Stated problem.
Count the lines below that contain the string "sources", with case mattering, and reply with the number alone.

Supplied data.
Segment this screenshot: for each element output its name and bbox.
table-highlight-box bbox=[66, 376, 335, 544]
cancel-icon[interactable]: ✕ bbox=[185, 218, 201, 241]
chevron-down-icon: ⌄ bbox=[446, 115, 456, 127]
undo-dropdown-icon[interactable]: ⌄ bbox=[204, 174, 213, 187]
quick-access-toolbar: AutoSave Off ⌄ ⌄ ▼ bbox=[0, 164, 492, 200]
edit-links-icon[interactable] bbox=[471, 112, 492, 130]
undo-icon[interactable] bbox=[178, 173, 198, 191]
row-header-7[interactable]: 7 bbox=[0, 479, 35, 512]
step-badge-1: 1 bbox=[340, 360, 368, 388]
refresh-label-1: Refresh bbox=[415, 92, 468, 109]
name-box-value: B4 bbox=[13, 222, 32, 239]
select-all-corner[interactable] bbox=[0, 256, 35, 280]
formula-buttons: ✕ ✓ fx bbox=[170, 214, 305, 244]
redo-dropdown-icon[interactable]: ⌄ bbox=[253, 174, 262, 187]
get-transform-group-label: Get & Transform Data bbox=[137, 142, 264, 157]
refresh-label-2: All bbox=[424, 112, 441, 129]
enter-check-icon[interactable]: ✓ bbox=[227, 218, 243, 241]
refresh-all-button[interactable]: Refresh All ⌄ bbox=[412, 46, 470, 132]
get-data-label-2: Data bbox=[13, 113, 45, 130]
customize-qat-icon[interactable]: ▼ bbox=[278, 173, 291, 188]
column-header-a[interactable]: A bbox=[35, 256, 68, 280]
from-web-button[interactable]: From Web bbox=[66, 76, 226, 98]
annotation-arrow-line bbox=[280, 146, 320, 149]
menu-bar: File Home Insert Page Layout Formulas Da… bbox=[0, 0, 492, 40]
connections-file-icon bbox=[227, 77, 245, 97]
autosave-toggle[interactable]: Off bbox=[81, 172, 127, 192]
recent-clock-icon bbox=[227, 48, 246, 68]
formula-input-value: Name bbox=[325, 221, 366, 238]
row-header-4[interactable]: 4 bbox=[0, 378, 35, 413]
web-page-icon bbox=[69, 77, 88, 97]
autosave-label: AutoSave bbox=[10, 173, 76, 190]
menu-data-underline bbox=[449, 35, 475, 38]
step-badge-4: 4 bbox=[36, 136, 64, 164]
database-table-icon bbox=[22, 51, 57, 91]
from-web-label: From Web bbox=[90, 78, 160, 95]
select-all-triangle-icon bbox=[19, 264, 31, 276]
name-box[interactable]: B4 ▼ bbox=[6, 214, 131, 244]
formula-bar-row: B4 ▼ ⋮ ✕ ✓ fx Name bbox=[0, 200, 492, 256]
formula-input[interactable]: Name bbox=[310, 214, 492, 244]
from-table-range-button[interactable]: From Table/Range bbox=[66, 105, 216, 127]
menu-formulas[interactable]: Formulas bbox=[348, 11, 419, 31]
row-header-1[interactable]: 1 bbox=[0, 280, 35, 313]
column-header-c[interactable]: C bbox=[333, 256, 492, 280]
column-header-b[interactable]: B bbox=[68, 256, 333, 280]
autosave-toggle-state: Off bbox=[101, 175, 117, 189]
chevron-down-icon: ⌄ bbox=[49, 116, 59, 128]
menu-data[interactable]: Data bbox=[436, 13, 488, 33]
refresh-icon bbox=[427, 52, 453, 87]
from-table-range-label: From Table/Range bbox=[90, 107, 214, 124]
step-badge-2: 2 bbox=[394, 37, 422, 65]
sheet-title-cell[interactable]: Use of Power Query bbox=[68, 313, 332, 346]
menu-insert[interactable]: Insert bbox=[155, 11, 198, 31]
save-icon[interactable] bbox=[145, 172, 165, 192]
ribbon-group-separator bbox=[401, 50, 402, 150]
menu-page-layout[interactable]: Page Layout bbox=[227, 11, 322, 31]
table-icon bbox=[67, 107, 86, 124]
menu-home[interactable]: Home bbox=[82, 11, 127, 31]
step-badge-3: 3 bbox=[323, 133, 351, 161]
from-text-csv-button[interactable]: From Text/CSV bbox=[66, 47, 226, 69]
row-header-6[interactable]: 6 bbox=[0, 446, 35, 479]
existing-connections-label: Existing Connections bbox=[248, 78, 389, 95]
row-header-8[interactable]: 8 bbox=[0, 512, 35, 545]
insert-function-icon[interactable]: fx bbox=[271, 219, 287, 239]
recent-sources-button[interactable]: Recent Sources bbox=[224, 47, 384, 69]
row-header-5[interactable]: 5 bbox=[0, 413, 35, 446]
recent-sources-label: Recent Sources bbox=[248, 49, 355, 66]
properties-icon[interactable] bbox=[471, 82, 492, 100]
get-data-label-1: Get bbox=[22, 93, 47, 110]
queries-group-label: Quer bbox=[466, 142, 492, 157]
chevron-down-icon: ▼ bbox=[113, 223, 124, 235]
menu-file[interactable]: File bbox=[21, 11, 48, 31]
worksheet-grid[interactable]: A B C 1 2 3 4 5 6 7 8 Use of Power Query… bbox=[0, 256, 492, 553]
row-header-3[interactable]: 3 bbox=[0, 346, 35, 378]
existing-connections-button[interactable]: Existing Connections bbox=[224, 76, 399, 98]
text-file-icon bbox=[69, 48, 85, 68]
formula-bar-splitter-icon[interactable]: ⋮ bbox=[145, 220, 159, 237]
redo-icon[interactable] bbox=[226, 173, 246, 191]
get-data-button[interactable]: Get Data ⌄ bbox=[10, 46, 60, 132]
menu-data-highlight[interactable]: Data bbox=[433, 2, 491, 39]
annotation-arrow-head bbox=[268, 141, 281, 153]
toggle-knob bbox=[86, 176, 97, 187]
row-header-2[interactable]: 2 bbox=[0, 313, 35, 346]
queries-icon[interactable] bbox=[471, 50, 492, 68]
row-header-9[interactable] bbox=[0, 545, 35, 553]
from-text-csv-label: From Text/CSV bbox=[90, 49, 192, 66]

Solution to this exercise.
2